## Records from a collection of figures
####

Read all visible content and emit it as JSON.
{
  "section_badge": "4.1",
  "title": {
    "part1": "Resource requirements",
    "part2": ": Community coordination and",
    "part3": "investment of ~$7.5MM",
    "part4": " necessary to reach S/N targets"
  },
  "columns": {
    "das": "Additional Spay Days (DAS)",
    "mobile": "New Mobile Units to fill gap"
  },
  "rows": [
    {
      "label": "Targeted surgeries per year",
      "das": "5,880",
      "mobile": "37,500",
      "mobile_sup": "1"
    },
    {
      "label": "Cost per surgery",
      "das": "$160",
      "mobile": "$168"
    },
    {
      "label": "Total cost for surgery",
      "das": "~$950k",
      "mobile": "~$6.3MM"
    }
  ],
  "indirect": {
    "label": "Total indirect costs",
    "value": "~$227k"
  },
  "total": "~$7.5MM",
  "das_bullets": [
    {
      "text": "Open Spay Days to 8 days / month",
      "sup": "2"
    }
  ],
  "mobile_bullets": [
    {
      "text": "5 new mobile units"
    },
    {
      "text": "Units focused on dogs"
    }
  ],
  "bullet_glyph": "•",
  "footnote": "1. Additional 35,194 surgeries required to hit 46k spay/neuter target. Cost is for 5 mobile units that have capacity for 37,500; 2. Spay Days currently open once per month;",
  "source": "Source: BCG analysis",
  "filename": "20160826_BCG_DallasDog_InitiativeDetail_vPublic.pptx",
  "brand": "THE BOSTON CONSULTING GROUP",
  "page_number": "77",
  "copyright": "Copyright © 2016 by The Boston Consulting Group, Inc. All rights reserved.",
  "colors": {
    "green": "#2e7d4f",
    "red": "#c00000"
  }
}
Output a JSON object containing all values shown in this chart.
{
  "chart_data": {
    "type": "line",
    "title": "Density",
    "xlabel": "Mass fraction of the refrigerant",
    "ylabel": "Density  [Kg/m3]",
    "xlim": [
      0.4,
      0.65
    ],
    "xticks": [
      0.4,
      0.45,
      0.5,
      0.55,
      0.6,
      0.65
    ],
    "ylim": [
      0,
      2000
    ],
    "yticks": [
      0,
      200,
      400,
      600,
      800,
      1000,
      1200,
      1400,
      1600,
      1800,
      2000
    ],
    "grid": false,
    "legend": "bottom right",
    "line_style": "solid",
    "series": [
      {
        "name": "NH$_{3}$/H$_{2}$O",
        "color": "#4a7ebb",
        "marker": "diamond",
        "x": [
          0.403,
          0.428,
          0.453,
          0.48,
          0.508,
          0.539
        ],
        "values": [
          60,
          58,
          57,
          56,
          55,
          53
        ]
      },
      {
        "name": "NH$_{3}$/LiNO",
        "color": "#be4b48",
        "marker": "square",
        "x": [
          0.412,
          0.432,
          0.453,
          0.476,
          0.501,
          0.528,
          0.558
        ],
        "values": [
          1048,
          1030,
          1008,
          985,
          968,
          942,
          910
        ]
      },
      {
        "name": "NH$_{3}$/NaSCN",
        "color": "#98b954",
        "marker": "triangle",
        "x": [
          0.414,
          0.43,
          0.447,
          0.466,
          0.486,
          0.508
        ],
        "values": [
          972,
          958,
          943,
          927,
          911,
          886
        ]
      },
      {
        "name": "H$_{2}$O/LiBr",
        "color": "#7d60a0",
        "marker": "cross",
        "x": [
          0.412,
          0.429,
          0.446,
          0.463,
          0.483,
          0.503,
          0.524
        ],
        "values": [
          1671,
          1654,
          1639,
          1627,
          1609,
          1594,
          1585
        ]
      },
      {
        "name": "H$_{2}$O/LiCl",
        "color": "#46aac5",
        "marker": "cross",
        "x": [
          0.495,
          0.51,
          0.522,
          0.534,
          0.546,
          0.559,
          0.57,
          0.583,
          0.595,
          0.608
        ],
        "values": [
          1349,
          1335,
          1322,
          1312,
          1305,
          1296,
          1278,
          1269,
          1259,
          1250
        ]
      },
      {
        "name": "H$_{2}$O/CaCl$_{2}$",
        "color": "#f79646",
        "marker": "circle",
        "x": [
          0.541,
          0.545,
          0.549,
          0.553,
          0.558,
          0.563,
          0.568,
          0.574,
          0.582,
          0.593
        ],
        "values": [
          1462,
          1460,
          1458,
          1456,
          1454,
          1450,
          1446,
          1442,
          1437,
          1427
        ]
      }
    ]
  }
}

####

## Requirement
Each record above should be repeated exactly as it appears.

## Solution to this problem
Read all visible content and emit it as JSON.
{
  "section_badge": "4.1",
  "title": {
    "part1": "Resource requirements",
    "part2": ": Community coordination and",
    "part3": "investment of ~$7.5MM",
    "part4": " necessary to reach S/N targets"
  },
  "columns": {
    "das": "Additional Spay Days (DAS)",
    "mobile": "New Mobile Units to fill gap"
  },
  "rows": [
    {
      "label": "Targeted surgeries per year",
      "das": "5,880",
      "mobile": "37,500",
      "mobile_sup": "1"
    },
    {
      "label": "Cost per surgery",
      "das": "$160",
      "mobile": "$168"
    },
    {
      "label": "Total cost for surgery",
      "das": "~$950k",
      "mobile": "~$6.3MM"
    }
  ],
  "indirect": {
    "label": "Total indirect costs",
    "value": "~$227k"
  },
  "total": "~$7.5MM",
  "das_bullets": [
    {
      "text": "Open Spay Days to 8 days / month",
      "sup": "2"
    }
  ],
  "mobile_bullets": [
    {
      "text": "5 new mobile units"
    },
    {
      "text": "Units focused on dogs"
    }
  ],
  "bullet_glyph": "•",
  "footnote": "1. Additional 35,194 surgeries required to hit 46k spay/neuter target. Cost is for 5 mobile units that have capacity for 37,500; 2. Spay Days currently open once per month;",
  "source": "Source: BCG analysis",
  "filename": "20160826_BCG_DallasDog_InitiativeDetail_vPublic.pptx",
  "brand": "THE BOSTON CONSULTING GROUP",
  "page_number": "77",
  "copyright": "Copyright © 2016 by The Boston Consulting Group, Inc. All rights reserved.",
  "colors": {
    "green": "#2e7d4f",
    "red": "#c00000"
  }
}
Output a JSON object containing all values shown in this chart.
{
  "chart_data": {
    "type": "line",
    "title": "Density",
    "xlabel": "Mass fraction of the refrigerant",
    "ylabel": "Density  [Kg/m3]",
    "xlim": [
      0.4,
      0.65
    ],
    "xticks": [
      0.4,
      0.45,
      0.5,
      0.55,
      0.6,
      0.65
    ],
    "ylim": [
      0,
      2000
    ],
    "yticks": [
      0,
      200,
      400,
      600,
      800,
      1000,
      1200,
      1400,
      1600,
      1800,
      2000
    ],
    "grid": false,
    "legend": "bottom right",
    "line_style": "solid",
    "series": [
      {
        "name": "NH$_{3}$/H$_{2}$O",
        "color": "#4a7ebb",
        "marker": "diamond",
        "x": [
          0.403,
          0.428,
          0.453,
          0.48,
          0.508,
          0.539
        ],
        "values": [
          60,
          58,
          57,
          56,
          55,
          53
        ]
      },
      {
        "name": "NH$_{3}$/LiNO",
        "color": "#be4b48",
        "marker": "square",
        "x": [
          0.412,
          0.432,
          0.453,
          0.476,
          0.501,
          0.528,
          0.558
        ],
        "values": [
          1048,
          1030,
          1008,
          985,
          968,
          942,
          910
        ]
      },
      {
        "name": "NH$_{3}$/NaSCN",
        "color": "#98b954",
        "marker": "triangle",
        "x": [
          0.414,
          0.43,
          0.447,
          0.466,
          0.486,
          0.508
        ],
        "values": [
          972,
          958,
          943,
          927,
          911,
          886
        ]
      },
      {
        "name": "H$_{2}$O/LiBr",
        "color": "#7d60a0",
        "marker": "cross",
        "x": [
          0.412,
          0.429,
          0.446,
          0.463,
          0.483,
          0.503,
          0.524
        ],
        "values": [
          1671,
          1654,
          1639,
          1627,
          1609,
          1594,
          1585
        ]
      },
      {
        "name": "H$_{2}$O/LiCl",
        "color": "#46aac5",
        "marker": "cross",
        "x": [
          0.495,
          0.51,
          0.522,
          0.534,
          0.546,
          0.559,
          0.57,
          0.583,
          0.595,
          0.608
        ],
        "values": [
          1349,
          1335,
          1322,
          1312,
          1305,
          1296,
          1278,
          1269,
          1259,
          1250
        ]
      },
      {
        "name": "H$_{2}$O/CaCl$_{2}$",
        "color": "#f79646",
        "marker": "circle",
        "x": [
          0.541,
          0.545,
          0.549,
          0.553,
          0.558,
          0.563,
          0.568,
          0.574,
          0.582,
          0.593
        ],
        "values": [
          1462,
          1460,
          1458,
          1456,
          1454,
          1450,
          1446,
          1442,
          1437,
          1427
        ]
      }
    ]
  }
}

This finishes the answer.